Records from a collection
* * * * *

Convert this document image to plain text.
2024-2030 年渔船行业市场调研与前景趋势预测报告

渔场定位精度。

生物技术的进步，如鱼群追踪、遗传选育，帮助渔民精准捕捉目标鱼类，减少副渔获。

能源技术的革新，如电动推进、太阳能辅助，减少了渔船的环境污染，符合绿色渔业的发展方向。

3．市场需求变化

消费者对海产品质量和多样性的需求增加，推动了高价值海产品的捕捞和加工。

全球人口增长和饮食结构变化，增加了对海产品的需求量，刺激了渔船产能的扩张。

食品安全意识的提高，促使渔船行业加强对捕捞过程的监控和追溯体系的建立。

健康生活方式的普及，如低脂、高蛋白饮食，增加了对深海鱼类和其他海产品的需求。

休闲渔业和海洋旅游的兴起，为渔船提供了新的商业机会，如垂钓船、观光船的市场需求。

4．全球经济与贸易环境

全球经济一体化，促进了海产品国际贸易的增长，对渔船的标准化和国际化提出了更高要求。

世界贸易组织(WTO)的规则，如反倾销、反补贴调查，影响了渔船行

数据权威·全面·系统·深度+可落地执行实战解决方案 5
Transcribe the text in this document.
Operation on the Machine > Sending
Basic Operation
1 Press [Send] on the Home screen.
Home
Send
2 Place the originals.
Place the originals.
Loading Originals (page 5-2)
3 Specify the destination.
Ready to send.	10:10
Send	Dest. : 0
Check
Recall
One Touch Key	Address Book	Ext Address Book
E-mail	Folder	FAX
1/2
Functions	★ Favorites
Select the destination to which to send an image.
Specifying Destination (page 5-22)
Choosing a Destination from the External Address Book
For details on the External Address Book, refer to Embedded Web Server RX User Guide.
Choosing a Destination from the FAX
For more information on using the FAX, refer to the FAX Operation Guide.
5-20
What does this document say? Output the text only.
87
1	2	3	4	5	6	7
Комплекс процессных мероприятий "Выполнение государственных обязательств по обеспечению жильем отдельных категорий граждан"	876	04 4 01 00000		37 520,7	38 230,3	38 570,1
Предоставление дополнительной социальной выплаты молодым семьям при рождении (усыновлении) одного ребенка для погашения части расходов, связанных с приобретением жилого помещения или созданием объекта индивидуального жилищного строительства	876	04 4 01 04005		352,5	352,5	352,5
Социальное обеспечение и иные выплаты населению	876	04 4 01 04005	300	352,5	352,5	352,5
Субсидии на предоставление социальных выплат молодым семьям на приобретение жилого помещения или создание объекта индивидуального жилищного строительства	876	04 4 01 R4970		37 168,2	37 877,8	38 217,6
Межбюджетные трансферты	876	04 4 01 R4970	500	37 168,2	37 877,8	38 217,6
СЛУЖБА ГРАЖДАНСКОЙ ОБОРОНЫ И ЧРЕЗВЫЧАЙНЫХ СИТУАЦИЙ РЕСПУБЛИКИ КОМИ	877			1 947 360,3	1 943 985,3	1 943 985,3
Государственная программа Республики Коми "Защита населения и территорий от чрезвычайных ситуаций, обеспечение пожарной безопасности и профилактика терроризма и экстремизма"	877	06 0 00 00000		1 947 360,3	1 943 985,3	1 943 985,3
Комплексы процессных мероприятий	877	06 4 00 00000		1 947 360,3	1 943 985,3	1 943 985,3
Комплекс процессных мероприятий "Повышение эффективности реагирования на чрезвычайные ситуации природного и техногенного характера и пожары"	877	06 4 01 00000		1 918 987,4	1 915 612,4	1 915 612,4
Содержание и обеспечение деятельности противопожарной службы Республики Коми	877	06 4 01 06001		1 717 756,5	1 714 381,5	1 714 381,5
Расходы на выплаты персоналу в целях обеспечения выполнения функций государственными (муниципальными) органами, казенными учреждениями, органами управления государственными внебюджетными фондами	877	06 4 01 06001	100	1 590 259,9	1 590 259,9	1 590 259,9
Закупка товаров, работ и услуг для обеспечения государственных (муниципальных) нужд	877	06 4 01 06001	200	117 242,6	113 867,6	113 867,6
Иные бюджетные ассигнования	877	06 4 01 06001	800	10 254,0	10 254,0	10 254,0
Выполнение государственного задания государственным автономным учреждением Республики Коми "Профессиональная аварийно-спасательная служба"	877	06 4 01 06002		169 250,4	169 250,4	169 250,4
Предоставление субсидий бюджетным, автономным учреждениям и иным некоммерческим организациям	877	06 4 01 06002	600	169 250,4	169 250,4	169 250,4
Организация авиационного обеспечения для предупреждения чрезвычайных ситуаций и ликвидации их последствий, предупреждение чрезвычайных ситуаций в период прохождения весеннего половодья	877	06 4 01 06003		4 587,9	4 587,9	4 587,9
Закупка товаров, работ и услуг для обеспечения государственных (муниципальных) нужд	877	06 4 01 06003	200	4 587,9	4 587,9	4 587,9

* * * * *

> **Task directions**:
Which lines above hold the word "работ"? Copy each of them.

> **Task response**:
Закупка товаров, работ и услуг для обеспечения государственных (муниципальных) нужд	877	06 4 01 06001	200	117 242,6	113 867,6	113 867,6
Закупка товаров, работ и услуг для обеспечения государственных (муниципальных) нужд	877	06 4 01 06003	200	4 587,9	4 587,9	4 587,9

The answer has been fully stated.